WORK TO DO: Count how many lines hold the word "的大小关系是" and give that number as the whole answer.
==============================
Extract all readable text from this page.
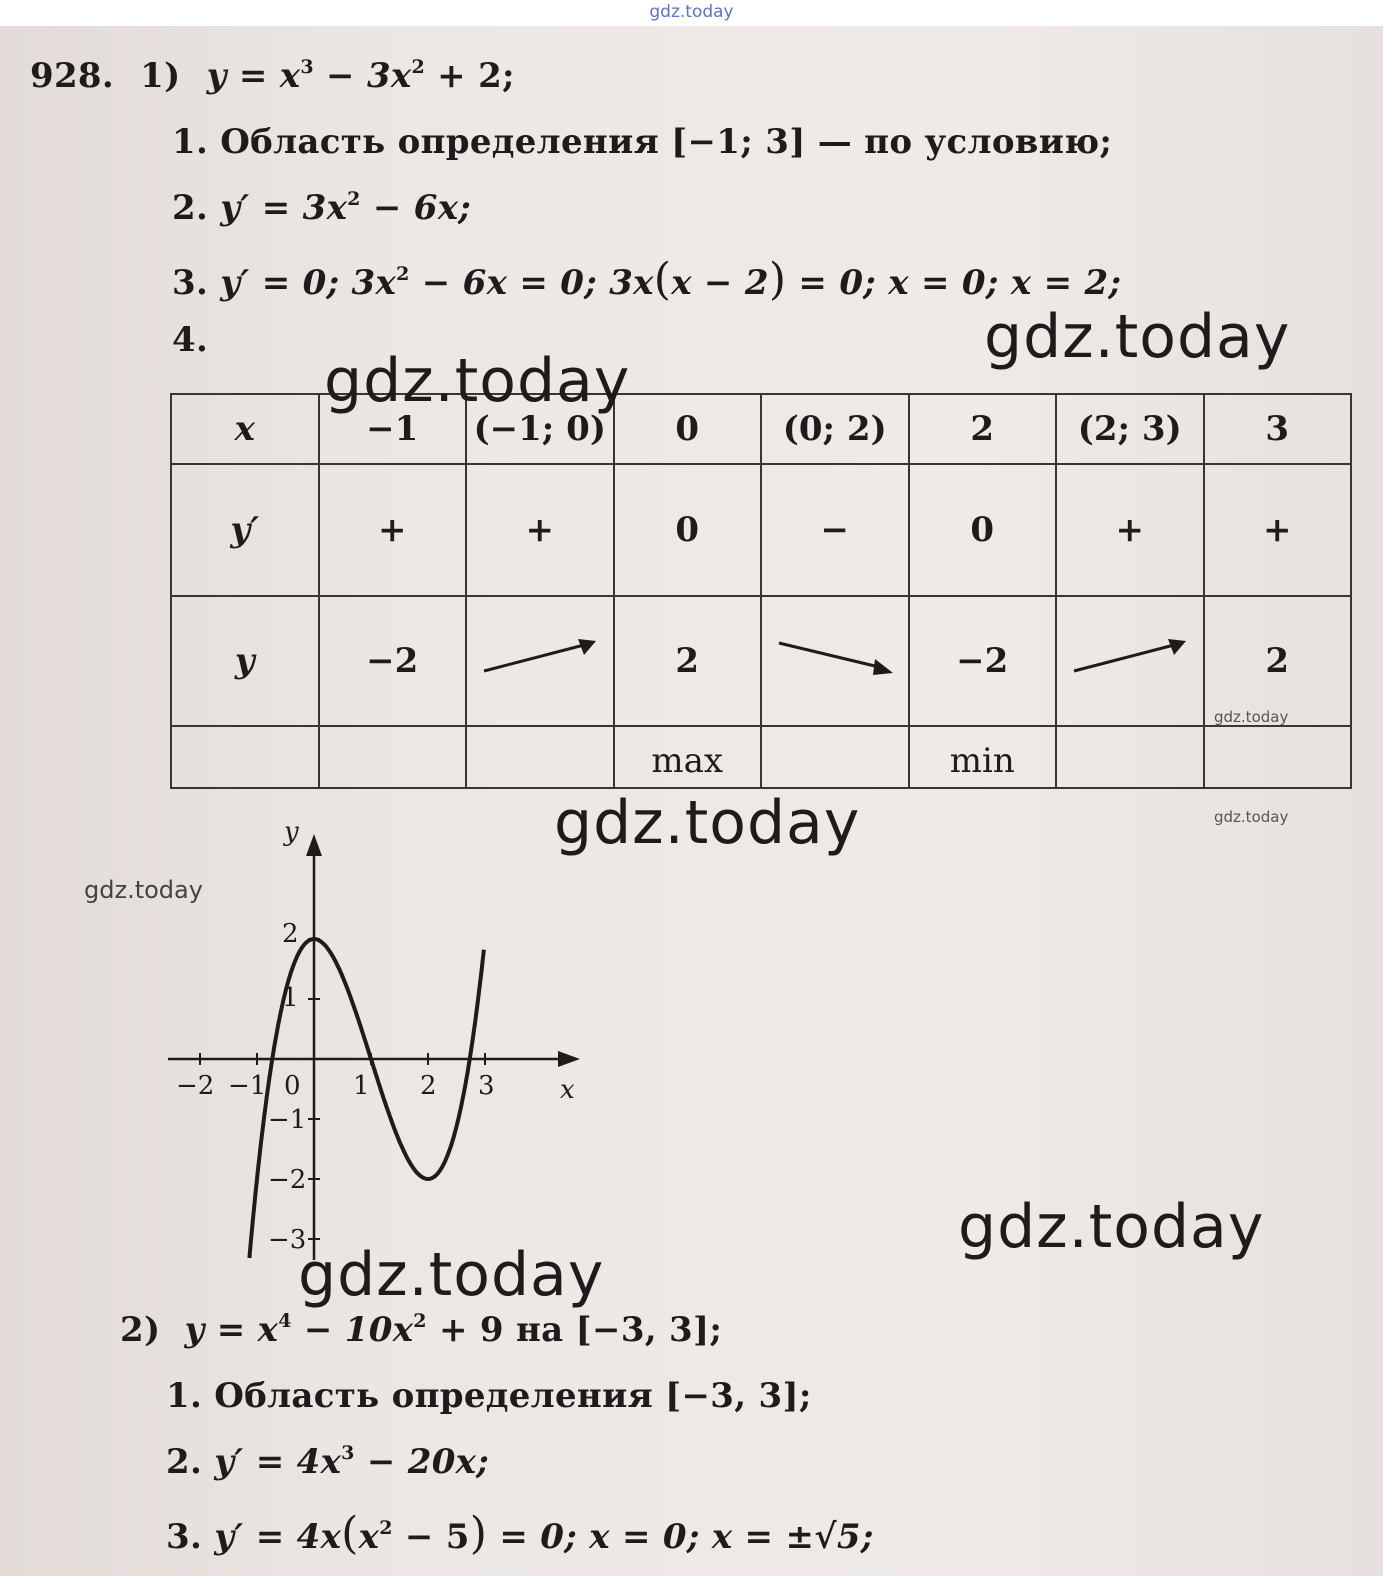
gdz.today
928. 1) $y = x^3 - 3x^2 + 2$;
1. Область определения [−1; 3] — по условию;
2. $y' = 3x^2 - 6x$;
3. y′ = 0; $3x^2 - 6x = 0$; 3x(x − 2) = 0; x = 0; x = 2;
4.
x	−1	(−1; 0)	0	(0; 2)	2	(2; 3)	3
y′	+	+	0	−	0	+	+
y	−2		2		−2		2
			max		min		
x
y
−2 −1 0 1 2 3
2
1
−1
−2
−3
2) $y = x^4 - 10x^2 + 9$ на [−3, 3];
1. Область определения [−3, 3];
2. $y' = 4x^3 - 20x$;
3. $y' = 4x(x^2 - 5) = 0$; x = 0; x = ±√5;
gdz.today
gdz.today
gdz.today
gdz.today
gdz.today
gdz.today
gdz.today
gdz.today
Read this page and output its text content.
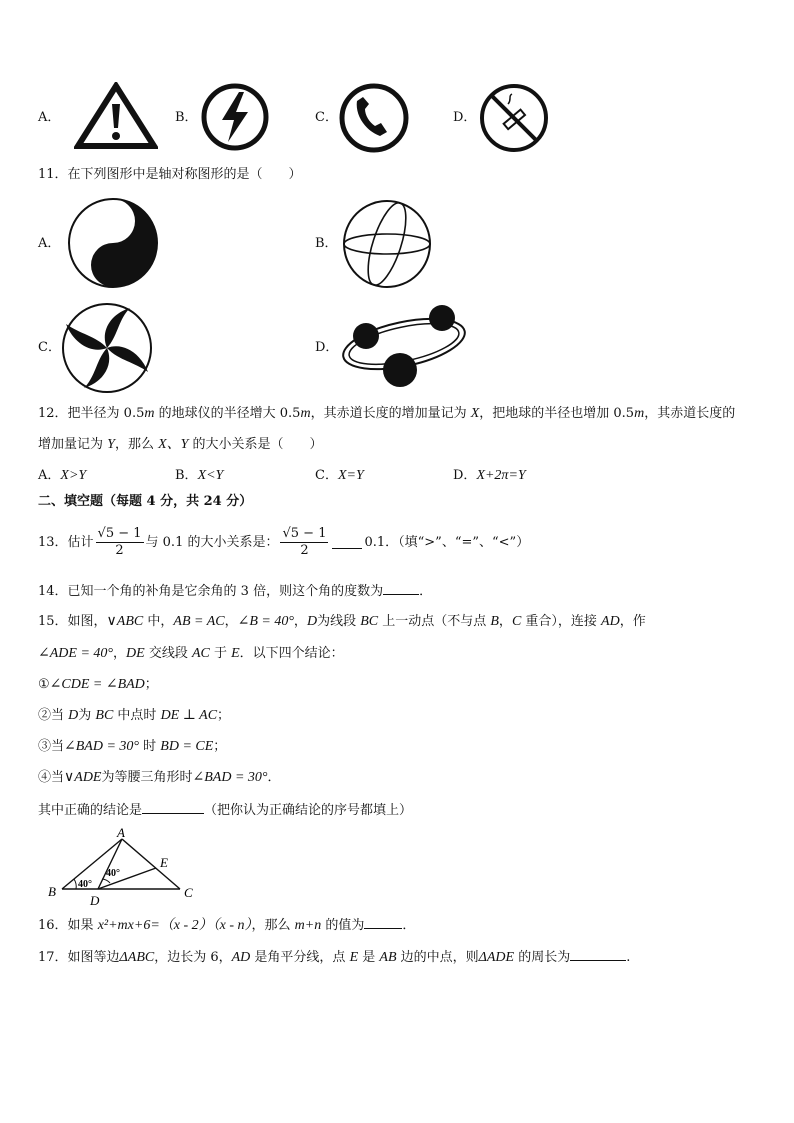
A．	B．	C．	D．
11．在下列图形中是轴对称图形的是（　　）
A．	B．
C．	D．
12．把半径为 0.5m 的地球仪的半径增大 0.5m，其赤道长度的增加量记为 X，把地球的半径也增加 0.5m，其赤道长度的
增加量记为 Y，那么 X、Y 的大小关系是（　　）
A．X>Y	B．X<Y	C．X=Y	D．X+2π=Y
二、填空题（每题 4 分，共 24 分）
13．估计 $\frac{√5 - 1}{2}$ 与 0.1 的大小关系是： $\frac{√5 - 1}{2}$	0.1．（填“>”、“=”、“<”）
14．已知一个角的补角是它余角的 3 倍，则这个角的度数为	．
15．如图，∨ABC 中，AB = AC，∠B = 40°，D为线段 BC 上一动点（不与点 B，C 重合），连接 AD，作
∠ADE = 40°，DE 交线段 AC 于 E．以下四个结论：
①∠CDE = ∠BAD；
②当 D为 BC 中点时 DE ⊥ AC；
③当∠BAD = 30° 时 BD = CE；
④当∨ADE为等腰三角形时∠BAD = 30°．
其中正确的结论是	（把你认为正确结论的序号都填上）
A
B	C
D
E
40°
40°
16．如果 x²+mx+6=（x - 2）（x - n），那么 m+n 的值为	．
17．如图等边ΔABC，边长为 6，AD 是角平分线，点 E 是 AB 边的中点，则ΔADE 的周长为	.
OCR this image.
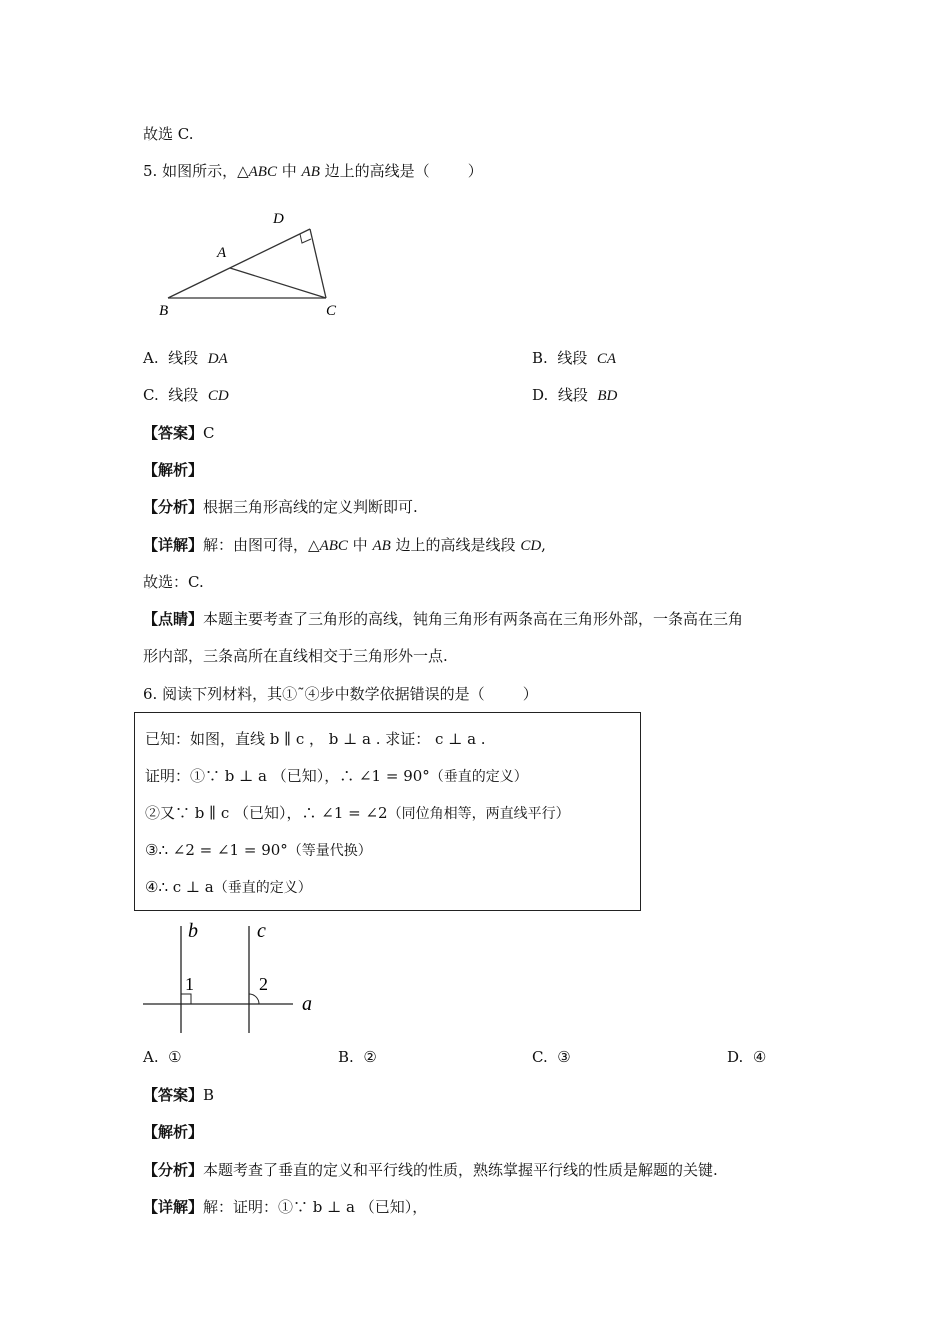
故选 C.
5. 如图所示，△ABC 中 AB 边上的高线是（        ）
D
A
B	C
A. 线段 DA	B. 线段 CA
C. 线段 CD	D. 线段 BD
【答案】C
【解析】
【分析】根据三角形高线的定义判断即可.
【详解】解：由图可得，△ABC 中 AB 边上的高线是线段 CD,
故选：C.
【点睛】本题主要考查了三角形的高线，钝角三角形有两条高在三角形外部，一条高在三角
形内部，三条高所在直线相交于三角形外一点.
6. 阅读下列材料，其①˜④步中数学依据错误的是（        ）
已知：如图，直线 b ∥ c ， b ⊥ a . 求证： c ⊥ a .
证明：①∵ b ⊥ a （已知），∴ ∠1 = 90°（垂直的定义）
②又∵ b ∥ c （已知），∴ ∠1 = ∠2（同位角相等，两直线平行）
③∴ ∠2 = ∠1 = 90°（等量代换）
④∴ c ⊥ a（垂直的定义）
b	c
a
1	2
A. ①	B. ②	C. ③	D. ④
【答案】B
【解析】
【分析】本题考查了垂直的定义和平行线的性质，熟练掌握平行线的性质是解题的关键.
【详解】解：证明：①∵ b ⊥ a （已知），
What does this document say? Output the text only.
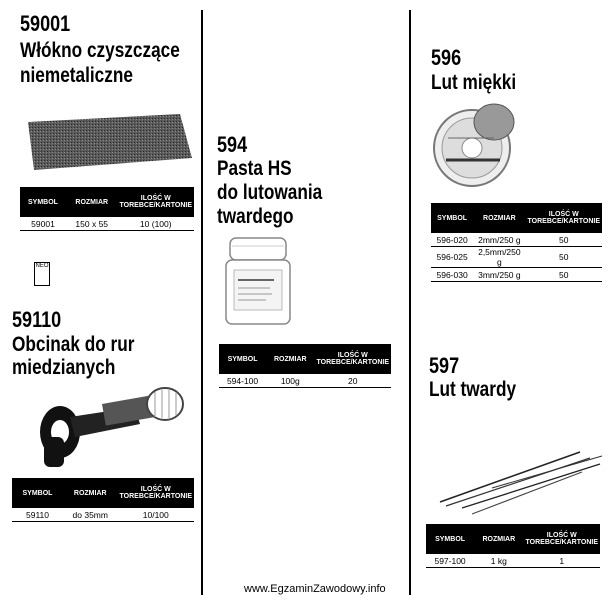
59001
Włókno czyszczące
niemetaliczne
SYMBOL	ROZMIAR	ILOŚĆ W TOREBCE/KARTONIE
59001	150 x 55	10 (100)
NEO
59110
Obcinak do rur
miedzianych
SYMBOL	ROZMIAR	ILOŚĆ W TOREBCE/KARTONIE
59110	do 35mm	10/100
594
Pasta HS
do lutowania
twardego
SYMBOL	ROZMIAR	ILOŚĆ W TOREBCE/KARTONIE
594-100	100g	20
596
Lut miękki
SYMBOL	ROZMIAR	ILOŚĆ W TOREBCE/KARTONIE
596-020	2mm/250 g	50
596-025	2,5mm/250 g	50
596-030	3mm/250 g	50
597
Lut twardy
SYMBOL	ROZMIAR	ILOŚĆ W TOREBCE/KARTONIE
597-100	1 kg	1
www.EgzaminZawodowy.info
==============================
COMPLETED EXERCISE: 2